- REQUIRED WORK
Can you write out the lines below as a numbered list? Begin at the line that has "Point [122, 707, 145, 722]", stop after the line that has "Point [114, 733, 136, 747]", and leave out any blank lines.

- INFORMATION GIVEN
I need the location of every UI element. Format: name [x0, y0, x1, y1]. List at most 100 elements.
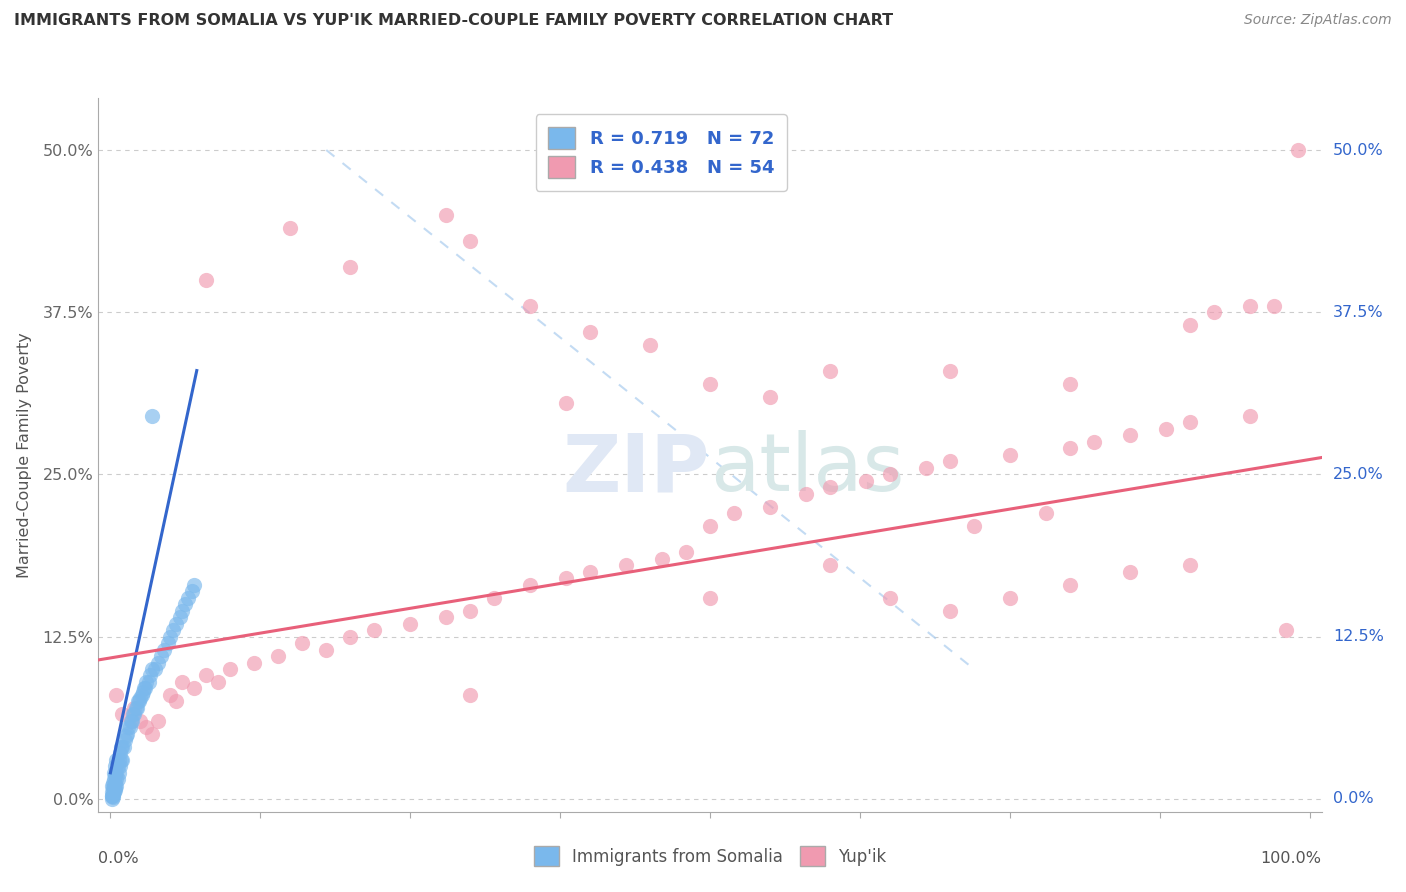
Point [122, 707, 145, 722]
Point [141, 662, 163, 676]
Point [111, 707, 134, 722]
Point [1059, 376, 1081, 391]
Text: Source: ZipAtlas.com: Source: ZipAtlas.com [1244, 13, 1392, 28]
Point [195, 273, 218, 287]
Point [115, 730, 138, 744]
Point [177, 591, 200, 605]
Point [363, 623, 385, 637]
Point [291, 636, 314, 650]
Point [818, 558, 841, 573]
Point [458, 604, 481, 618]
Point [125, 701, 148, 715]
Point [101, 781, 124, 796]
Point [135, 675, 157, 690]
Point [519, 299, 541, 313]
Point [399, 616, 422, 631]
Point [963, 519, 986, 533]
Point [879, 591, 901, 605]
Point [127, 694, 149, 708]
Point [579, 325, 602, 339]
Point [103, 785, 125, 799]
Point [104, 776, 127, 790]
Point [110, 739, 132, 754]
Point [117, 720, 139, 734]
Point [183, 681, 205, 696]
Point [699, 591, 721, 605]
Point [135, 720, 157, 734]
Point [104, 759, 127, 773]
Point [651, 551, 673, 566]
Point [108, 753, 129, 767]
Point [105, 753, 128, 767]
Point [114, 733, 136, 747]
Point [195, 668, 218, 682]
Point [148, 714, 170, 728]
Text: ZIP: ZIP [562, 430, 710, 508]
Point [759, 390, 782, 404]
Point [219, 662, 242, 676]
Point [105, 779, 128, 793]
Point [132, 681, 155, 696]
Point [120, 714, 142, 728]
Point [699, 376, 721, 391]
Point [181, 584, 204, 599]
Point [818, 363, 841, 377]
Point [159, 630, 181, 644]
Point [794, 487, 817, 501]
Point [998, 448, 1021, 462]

- RESULT OF THE TASK
1. Point [122, 707, 145, 722]
2. Point [141, 662, 163, 676]
3. Point [111, 707, 134, 722]
4. Point [1059, 376, 1081, 391]
5. Text: Source: ZipAtlas.com: Source: ZipAtlas.com [1244, 13, 1392, 28]
6. Point [195, 273, 218, 287]
7. Point [115, 730, 138, 744]
8. Point [177, 591, 200, 605]
9. Point [363, 623, 385, 637]
10. Point [291, 636, 314, 650]
11. Point [818, 558, 841, 573]
12. Point [458, 604, 481, 618]
13. Point [125, 701, 148, 715]
14. Point [101, 781, 124, 796]
15. Point [135, 675, 157, 690]
16. Point [519, 299, 541, 313]
17. Point [399, 616, 422, 631]
18. Point [963, 519, 986, 533]
19. Point [879, 591, 901, 605]
20. Point [127, 694, 149, 708]
21. Point [579, 325, 602, 339]
22. Point [103, 785, 125, 799]
23. Point [104, 776, 127, 790]
24. Point [110, 739, 132, 754]
25. Point [117, 720, 139, 734]
26. Point [183, 681, 205, 696]
27. Point [699, 591, 721, 605]
28. Point [135, 720, 157, 734]
29. Point [104, 759, 127, 773]
30. Point [651, 551, 673, 566]
31. Point [108, 753, 129, 767]
32. Point [105, 753, 128, 767]
33. Point [114, 733, 136, 747]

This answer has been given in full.